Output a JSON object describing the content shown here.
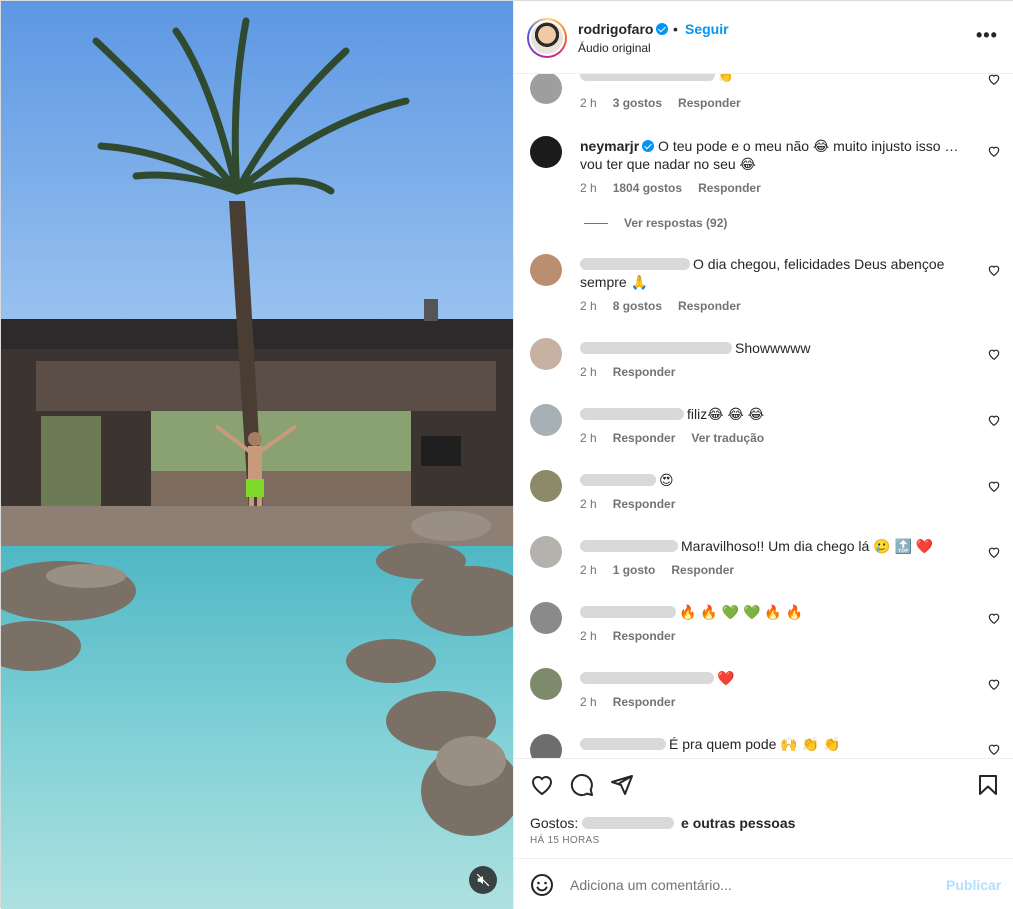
{
  "post": {
    "username": "rodrigofaro",
    "dot": "•",
    "follow_label": "Seguir",
    "audio": "Áudio original",
    "more_icon": "more-horizontal-icon"
  },
  "comments": [
    {
      "text": "👏",
      "time": "2 h",
      "likes": "3 gostos",
      "reply": "Responder",
      "avatar_color": "#9e9e9e"
    },
    {
      "user": "neymarjr",
      "text": "O teu pode e o meu não 😂 muito injusto isso … vou ter que nadar no seu 😂",
      "time": "2 h",
      "likes": "1804 gostos",
      "reply": "Responder",
      "view_replies": "Ver respostas (92)",
      "avatar_color": "#1b1b1b"
    },
    {
      "text": "O dia chegou, felicidades Deus abençoe sempre 🙏",
      "time": "2 h",
      "likes": "8 gostos",
      "reply": "Responder",
      "avatar_color": "#b98f6f"
    },
    {
      "text": "Showwwww",
      "time": "2 h",
      "reply": "Responder",
      "avatar_color": "#c7b1a2"
    },
    {
      "text": "filiz😂 😂 😂",
      "time": "2 h",
      "reply": "Responder",
      "translate": "Ver tradução",
      "avatar_color": "#a7b0b4"
    },
    {
      "text": "😍",
      "time": "2 h",
      "reply": "Responder",
      "avatar_color": "#8d8a6a"
    },
    {
      "text": "Maravilhoso!! Um dia chego lá 🥲 🔝 ❤️",
      "time": "2 h",
      "likes": "1 gosto",
      "reply": "Responder",
      "avatar_color": "#b5b1ad"
    },
    {
      "text": "🔥 🔥 💚 💚 🔥 🔥",
      "time": "2 h",
      "reply": "Responder",
      "avatar_color": "#8a8a8a"
    },
    {
      "text": "❤️",
      "time": "2 h",
      "reply": "Responder",
      "avatar_color": "#7d8a6b"
    },
    {
      "text": "É pra quem pode 🙌 👏 👏",
      "avatar_color": "#6d6d6d"
    }
  ],
  "actions": {
    "like_icon": "heart-icon",
    "comment_icon": "comment-icon",
    "share_icon": "send-icon",
    "save_icon": "bookmark-icon",
    "likes_prefix": "Gostos:",
    "likes_suffix": "e outras pessoas",
    "date": "HÁ 15 HORAS"
  },
  "add_comment": {
    "placeholder": "Adiciona um comentário...",
    "publish_label": "Publicar",
    "emoji_icon": "smiley-icon"
  },
  "media": {
    "mute_icon": "muted-speaker-icon"
  },
  "colors": {
    "accent": "#0095f6",
    "publish_disabled": "#b2dffc",
    "meta_text": "#737373",
    "heart_red": "#ed4956"
  }
}
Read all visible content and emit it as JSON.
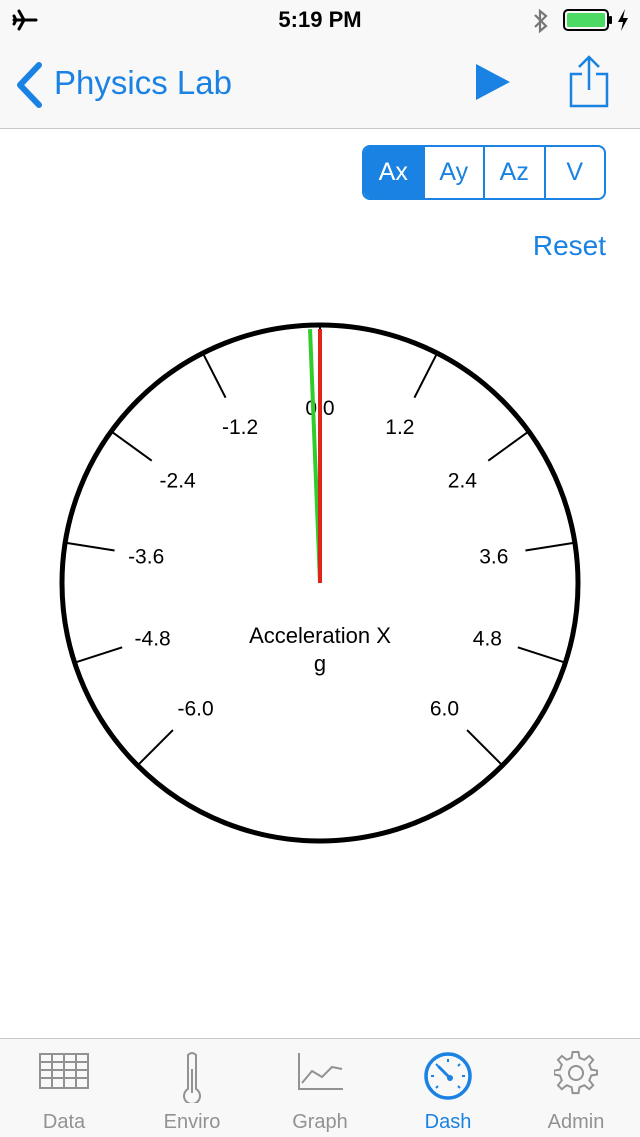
{
  "status_bar": {
    "time": "5:19 PM",
    "airplane_icon": "airplane-icon",
    "bluetooth_icon": "bluetooth-icon",
    "battery_icon": "battery-icon",
    "charging_icon": "charging-bolt-icon"
  },
  "nav": {
    "back_label": "Physics Lab",
    "play_icon": "play-icon",
    "share_icon": "share-icon"
  },
  "segments": [
    {
      "label": "Ax",
      "active": true
    },
    {
      "label": "Ay",
      "active": false
    },
    {
      "label": "Az",
      "active": false
    },
    {
      "label": "V",
      "active": false
    }
  ],
  "reset_label": "Reset",
  "gauge": {
    "title": "Acceleration X",
    "unit": "g",
    "tick_labels": [
      "-6.0",
      "-4.8",
      "-3.6",
      "-2.4",
      "-1.2",
      "0.0",
      "1.2",
      "2.4",
      "3.6",
      "4.8",
      "6.0"
    ],
    "value": 0.0,
    "secondary_value": -0.1,
    "value_needle_color": "#e0241c",
    "secondary_needle_color": "#2fcc2a"
  },
  "tabs": [
    {
      "label": "Data",
      "icon": "table-icon",
      "active": false
    },
    {
      "label": "Enviro",
      "icon": "thermometer-icon",
      "active": false
    },
    {
      "label": "Graph",
      "icon": "line-graph-icon",
      "active": false
    },
    {
      "label": "Dash",
      "icon": "dashboard-gauge-icon",
      "active": true
    },
    {
      "label": "Admin",
      "icon": "gear-icon",
      "active": false
    }
  ],
  "colors": {
    "accent": "#1a82e2",
    "bar_background": "#f8f8f8",
    "inactive_tab": "#929292"
  }
}
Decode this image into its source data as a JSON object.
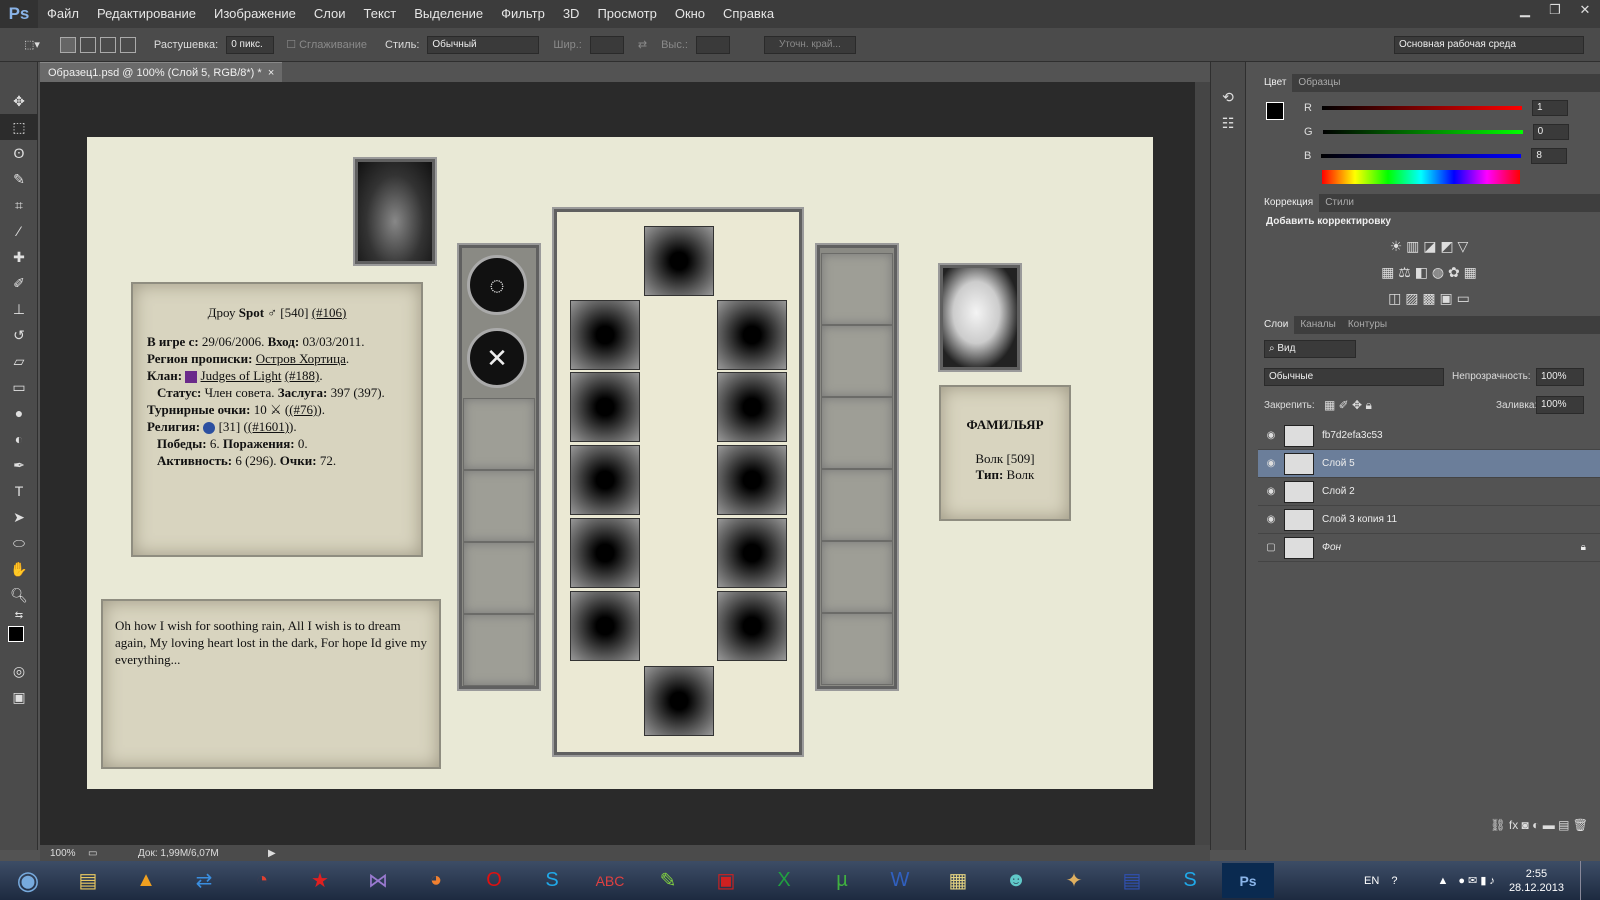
{
  "app": {
    "logo": "Ps"
  },
  "menu": [
    "Файл",
    "Редактирование",
    "Изображение",
    "Слои",
    "Текст",
    "Выделение",
    "Фильтр",
    "3D",
    "Просмотр",
    "Окно",
    "Справка"
  ],
  "options": {
    "feather_label": "Растушевка:",
    "feather_value": "0 пикс.",
    "antialias_label": "Сглаживание",
    "style_label": "Стиль:",
    "style_value": "Обычный",
    "width_label": "Шир.:",
    "height_label": "Выс.:",
    "refine_button": "Уточн. край...",
    "workspace": "Основная рабочая среда"
  },
  "document": {
    "tab_title": "Образец1.psd @ 100% (Слой 5, RGB/8*) *",
    "zoom": "100%",
    "doc_size": "Док: 1,99M/6,07M"
  },
  "canvas": {
    "profile_title_prefix": "Дроу",
    "profile_name": "Spot",
    "profile_gender": "♂",
    "profile_score": "[540]",
    "profile_rank": "(#106)",
    "line1_label": "В игре с:",
    "line1_val": "29/06/2006.",
    "line1_label2": "Вход:",
    "line1_val2": "03/03/2011.",
    "line2_label": "Регион прописки:",
    "line2_val": "Остров Хортица",
    "line3_label": "Клан:",
    "line3_val": "Judges of Light",
    "line3_rank": "(#188)",
    "line4_label": "Статус:",
    "line4_val": "Член совета.",
    "line4_label2": "Заслуга:",
    "line4_val2": "397 (397).",
    "line5_label": "Турнирные очки:",
    "line5_val": "10",
    "line5_rank": "(#76)",
    "line6_label": "Религия:",
    "line6_val": "[31]",
    "line6_rank": "(#1601)",
    "line7_label": "Победы:",
    "line7_val": "6.",
    "line7_label2": "Поражения:",
    "line7_val2": "0.",
    "line8_label": "Активность:",
    "line8_val": "6 (296).",
    "line8_label2": "Очки:",
    "line8_val2": "72.",
    "quote": "Oh how I wish for soothing rain, All I wish is to dream again, My loving heart lost in the dark, For hope Id give my everything...",
    "familiar_title": "ФАМИЛЬЯР",
    "familiar_name": "Волк [509]",
    "familiar_type_label": "Тип:",
    "familiar_type": "Волк"
  },
  "panels": {
    "color_tabs": [
      "Цвет",
      "Образцы"
    ],
    "r_label": "R",
    "r_value": "1",
    "g_label": "G",
    "g_value": "0",
    "b_label": "B",
    "b_value": "8",
    "adj_tabs": [
      "Коррекция",
      "Стили"
    ],
    "adj_title": "Добавить корректировку",
    "layers_tabs": [
      "Слои",
      "Каналы",
      "Контуры"
    ],
    "filter_kind": "Вид",
    "blend_mode": "Обычные",
    "opacity_label": "Непрозрачность:",
    "opacity_value": "100%",
    "lock_label": "Закрепить:",
    "fill_label": "Заливка:",
    "fill_value": "100%",
    "layers": [
      {
        "name": "fb7d2efa3c53",
        "visible": true
      },
      {
        "name": "Слой 5",
        "visible": true
      },
      {
        "name": "Слой 2",
        "visible": true
      },
      {
        "name": "Слой 3 копия 11",
        "visible": true
      },
      {
        "name": "Фон",
        "visible": false
      }
    ]
  },
  "taskbar": {
    "lang": "EN",
    "time": "2:55",
    "date": "28.12.2013"
  }
}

* **Problem description**
The pictures should not appear in the copy; every other part of the records above must be returned exactly.

* **Answer to the task**
Output a JSON object describing the content shown here.
{
  "post": {
    "username": "rodrigofaro",
    "dot": "•",
    "follow_label": "Seguir",
    "audio": "Áudio original",
    "more_icon": "more-horizontal-icon"
  },
  "comments": [
    {
      "text": "👏",
      "time": "2 h",
      "likes": "3 gostos",
      "reply": "Responder",
      "avatar_color": "#9e9e9e"
    },
    {
      "user": "neymarjr",
      "text": "O teu pode e o meu não 😂 muito injusto isso … vou ter que nadar no seu 😂",
      "time": "2 h",
      "likes": "1804 gostos",
      "reply": "Responder",
      "view_replies": "Ver respostas (92)",
      "avatar_color": "#1b1b1b"
    },
    {
      "text": "O dia chegou, felicidades Deus abençoe sempre 🙏",
      "time": "2 h",
      "likes": "8 gostos",
      "reply": "Responder",
      "avatar_color": "#b98f6f"
    },
    {
      "text": "Showwwww",
      "time": "2 h",
      "reply": "Responder",
      "avatar_color": "#c7b1a2"
    },
    {
      "text": "filiz😂 😂 😂",
      "time": "2 h",
      "reply": "Responder",
      "translate": "Ver tradução",
      "avatar_color": "#a7b0b4"
    },
    {
      "text": "😍",
      "time": "2 h",
      "reply": "Responder",
      "avatar_color": "#8d8a6a"
    },
    {
      "text": "Maravilhoso!! Um dia chego lá 🥲 🔝 ❤️",
      "time": "2 h",
      "likes": "1 gosto",
      "reply": "Responder",
      "avatar_color": "#b5b1ad"
    },
    {
      "text": "🔥 🔥 💚 💚 🔥 🔥",
      "time": "2 h",
      "reply": "Responder",
      "avatar_color": "#8a8a8a"
    },
    {
      "text": "❤️",
      "time": "2 h",
      "reply": "Responder",
      "avatar_color": "#7d8a6b"
    },
    {
      "text": "É pra quem pode 🙌 👏 👏",
      "avatar_color": "#6d6d6d"
    }
  ],
  "actions": {
    "like_icon": "heart-icon",
    "comment_icon": "comment-icon",
    "share_icon": "send-icon",
    "save_icon": "bookmark-icon",
    "likes_prefix": "Gostos:",
    "likes_suffix": "e outras pessoas",
    "date": "HÁ 15 HORAS"
  },
  "add_comment": {
    "placeholder": "Adiciona um comentário...",
    "publish_label": "Publicar",
    "emoji_icon": "smiley-icon"
  },
  "media": {
    "mute_icon": "muted-speaker-icon"
  },
  "colors": {
    "accent": "#0095f6",
    "publish_disabled": "#b2dffc",
    "meta_text": "#737373",
    "heart_red": "#ed4956"
  }
}
Read all visible content and emit it as JSON.
{
  "status_bar": {
    "time": "5:19 PM",
    "airplane_icon": "airplane-icon",
    "bluetooth_icon": "bluetooth-icon",
    "battery_icon": "battery-icon",
    "charging_icon": "charging-bolt-icon"
  },
  "nav": {
    "back_label": "Physics Lab",
    "play_icon": "play-icon",
    "share_icon": "share-icon"
  },
  "segments": [
    {
      "label": "Ax",
      "active": true
    },
    {
      "label": "Ay",
      "active": false
    },
    {
      "label": "Az",
      "active": false
    },
    {
      "label": "V",
      "active": false
    }
  ],
  "reset_label": "Reset",
  "gauge": {
    "title": "Acceleration X",
    "unit": "g",
    "tick_labels": [
      "-6.0",
      "-4.8",
      "-3.6",
      "-2.4",
      "-1.2",
      "0.0",
      "1.2",
      "2.4",
      "3.6",
      "4.8",
      "6.0"
    ],
    "value": 0.0,
    "secondary_value": -0.1,
    "value_needle_color": "#e0241c",
    "secondary_needle_color": "#2fcc2a"
  },
  "tabs": [
    {
      "label": "Data",
      "icon": "table-icon",
      "active": false
    },
    {
      "label": "Enviro",
      "icon": "thermometer-icon",
      "active": false
    },
    {
      "label": "Graph",
      "icon": "line-graph-icon",
      "active": false
    },
    {
      "label": "Dash",
      "icon": "dashboard-gauge-icon",
      "active": true
    },
    {
      "label": "Admin",
      "icon": "gear-icon",
      "active": false
    }
  ],
  "colors": {
    "accent": "#1a82e2",
    "bar_background": "#f8f8f8",
    "inactive_tab": "#929292"
  }
}
Decode this image into its source data as a JSON object.
{
  "app": {
    "logo": "Ps"
  },
  "menu": [
    "Файл",
    "Редактирование",
    "Изображение",
    "Слои",
    "Текст",
    "Выделение",
    "Фильтр",
    "3D",
    "Просмотр",
    "Окно",
    "Справка"
  ],
  "options": {
    "feather_label": "Растушевка:",
    "feather_value": "0 пикс.",
    "antialias_label": "Сглаживание",
    "style_label": "Стиль:",
    "style_value": "Обычный",
    "width_label": "Шир.:",
    "height_label": "Выс.:",
    "refine_button": "Уточн. край...",
    "workspace": "Основная рабочая среда"
  },
  "document": {
    "tab_title": "Образец1.psd @ 100% (Слой 5, RGB/8*) *",
    "zoom": "100%",
    "doc_size": "Док: 1,99M/6,07M"
  },
  "canvas": {
    "profile_title_prefix": "Дроу",
    "profile_name": "Spot",
    "profile_gender": "♂",
    "profile_score": "[540]",
    "profile_rank": "(#106)",
    "line1_label": "В игре с:",
    "line1_val": "29/06/2006.",
    "line1_label2": "Вход:",
    "line1_val2": "03/03/2011.",
    "line2_label": "Регион прописки:",
    "line2_val": "Остров Хортица",
    "line3_label": "Клан:",
    "line3_val": "Judges of Light",
    "line3_rank": "(#188)",
    "line4_label": "Статус:",
    "line4_val": "Член совета.",
    "line4_label2": "Заслуга:",
    "line4_val2": "397 (397).",
    "line5_label": "Турнирные очки:",
    "line5_val": "10",
    "line5_rank": "(#76)",
    "line6_label": "Религия:",
    "line6_val": "[31]",
    "line6_rank": "(#1601)",
    "line7_label": "Победы:",
    "line7_val": "6.",
    "line7_label2": "Поражения:",
    "line7_val2": "0.",
    "line8_label": "Активность:",
    "line8_val": "6 (296).",
    "line8_label2": "Очки:",
    "line8_val2": "72.",
    "quote": "Oh how I wish for soothing rain, All I wish is to dream again, My loving heart lost in the dark, For hope Id give my everything...",
    "familiar_title": "ФАМИЛЬЯР",
    "familiar_name": "Волк [509]",
    "familiar_type_label": "Тип:",
    "familiar_type": "Волк"
  },
  "panels": {
    "color_tabs": [
      "Цвет",
      "Образцы"
    ],
    "r_label": "R",
    "r_value": "1",
    "g_label": "G",
    "g_value": "0",
    "b_label": "B",
    "b_value": "8",
    "adj_tabs": [
      "Коррекция",
      "Стили"
    ],
    "adj_title": "Добавить корректировку",
    "layers_tabs": [
      "Слои",
      "Каналы",
      "Контуры"
    ],
    "filter_kind": "Вид",
    "blend_mode": "Обычные",
    "opacity_label": "Непрозрачность:",
    "opacity_value": "100%",
    "lock_label": "Закрепить:",
    "fill_label": "Заливка:",
    "fill_value": "100%",
    "layers": [
      {
        "name": "fb7d2efa3c53",
        "visible": true
      },
      {
        "name": "Слой 5",
        "visible": true
      },
      {
        "name": "Слой 2",
        "visible": true
      },
      {
        "name": "Слой 3 копия 11",
        "visible": true
      },
      {
        "name": "Фон",
        "visible": false
      }
    ]
  },
  "taskbar": {
    "lang": "EN",
    "time": "2:55",
    "date": "28.12.2013"
  }
}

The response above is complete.